▸ **The request**: Find the string "capsule" in the entries and copy each line that has it.

Collected data entries

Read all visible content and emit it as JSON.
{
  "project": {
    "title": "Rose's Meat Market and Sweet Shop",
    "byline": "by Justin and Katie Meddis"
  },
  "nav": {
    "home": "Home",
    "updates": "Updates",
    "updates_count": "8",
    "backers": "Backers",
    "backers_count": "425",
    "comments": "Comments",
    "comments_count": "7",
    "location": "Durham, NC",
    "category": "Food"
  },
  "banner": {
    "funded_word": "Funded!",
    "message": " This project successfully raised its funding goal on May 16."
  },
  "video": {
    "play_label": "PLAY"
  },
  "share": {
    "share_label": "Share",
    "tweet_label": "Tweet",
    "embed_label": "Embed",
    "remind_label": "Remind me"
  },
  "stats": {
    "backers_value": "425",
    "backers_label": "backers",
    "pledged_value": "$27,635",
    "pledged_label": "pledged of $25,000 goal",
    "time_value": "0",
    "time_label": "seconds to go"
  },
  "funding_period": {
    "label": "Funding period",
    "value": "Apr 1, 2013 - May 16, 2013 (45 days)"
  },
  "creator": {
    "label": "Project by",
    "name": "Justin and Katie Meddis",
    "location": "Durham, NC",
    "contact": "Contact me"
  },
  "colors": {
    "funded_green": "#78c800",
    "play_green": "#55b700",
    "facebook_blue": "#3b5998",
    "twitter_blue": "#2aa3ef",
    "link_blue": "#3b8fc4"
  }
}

==

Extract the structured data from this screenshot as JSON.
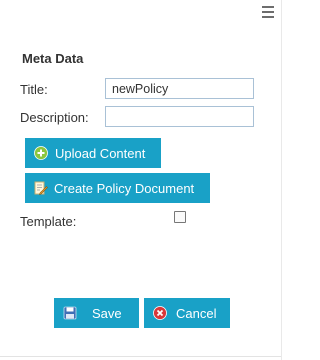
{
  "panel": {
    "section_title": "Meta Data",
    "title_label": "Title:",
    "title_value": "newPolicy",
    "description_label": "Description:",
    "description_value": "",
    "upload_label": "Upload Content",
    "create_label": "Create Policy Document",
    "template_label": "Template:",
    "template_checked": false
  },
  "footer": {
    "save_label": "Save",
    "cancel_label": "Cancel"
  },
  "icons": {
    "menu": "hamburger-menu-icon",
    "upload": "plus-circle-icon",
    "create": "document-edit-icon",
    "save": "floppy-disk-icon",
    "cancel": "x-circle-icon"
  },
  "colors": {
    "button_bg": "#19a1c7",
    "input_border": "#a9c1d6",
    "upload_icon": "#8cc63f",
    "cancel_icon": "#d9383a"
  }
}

* * *

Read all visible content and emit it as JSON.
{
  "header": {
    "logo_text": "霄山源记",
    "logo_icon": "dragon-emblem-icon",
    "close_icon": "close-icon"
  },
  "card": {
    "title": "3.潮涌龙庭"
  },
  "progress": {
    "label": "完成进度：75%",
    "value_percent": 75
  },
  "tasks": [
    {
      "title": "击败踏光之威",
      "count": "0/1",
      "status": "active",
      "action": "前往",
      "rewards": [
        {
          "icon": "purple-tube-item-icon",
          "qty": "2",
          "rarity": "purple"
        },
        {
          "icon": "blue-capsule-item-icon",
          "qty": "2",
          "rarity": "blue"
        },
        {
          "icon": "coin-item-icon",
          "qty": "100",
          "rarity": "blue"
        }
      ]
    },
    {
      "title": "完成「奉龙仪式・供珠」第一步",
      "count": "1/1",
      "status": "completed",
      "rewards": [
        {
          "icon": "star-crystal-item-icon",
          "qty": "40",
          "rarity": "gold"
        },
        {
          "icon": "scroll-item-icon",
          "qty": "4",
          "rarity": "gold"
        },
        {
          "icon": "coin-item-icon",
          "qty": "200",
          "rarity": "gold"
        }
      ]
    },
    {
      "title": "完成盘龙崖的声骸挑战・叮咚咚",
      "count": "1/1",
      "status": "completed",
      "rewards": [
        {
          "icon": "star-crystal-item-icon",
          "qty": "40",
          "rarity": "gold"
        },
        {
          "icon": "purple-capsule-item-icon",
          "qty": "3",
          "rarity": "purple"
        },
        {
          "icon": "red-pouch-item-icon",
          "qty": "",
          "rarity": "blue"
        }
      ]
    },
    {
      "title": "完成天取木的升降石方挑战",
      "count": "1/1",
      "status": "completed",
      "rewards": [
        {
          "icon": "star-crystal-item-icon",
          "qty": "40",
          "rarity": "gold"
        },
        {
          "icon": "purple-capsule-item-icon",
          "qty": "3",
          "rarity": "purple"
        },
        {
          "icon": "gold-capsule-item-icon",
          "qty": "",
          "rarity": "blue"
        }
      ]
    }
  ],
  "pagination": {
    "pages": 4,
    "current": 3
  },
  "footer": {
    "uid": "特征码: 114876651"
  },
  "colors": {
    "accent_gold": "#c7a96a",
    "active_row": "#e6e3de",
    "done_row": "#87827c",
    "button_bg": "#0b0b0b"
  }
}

▸ **Written solution**:
          "icon": "blue-capsule-item-icon",
          "icon": "purple-capsule-item-icon",
          "icon": "purple-capsule-item-icon",
          "icon": "gold-capsule-item-icon",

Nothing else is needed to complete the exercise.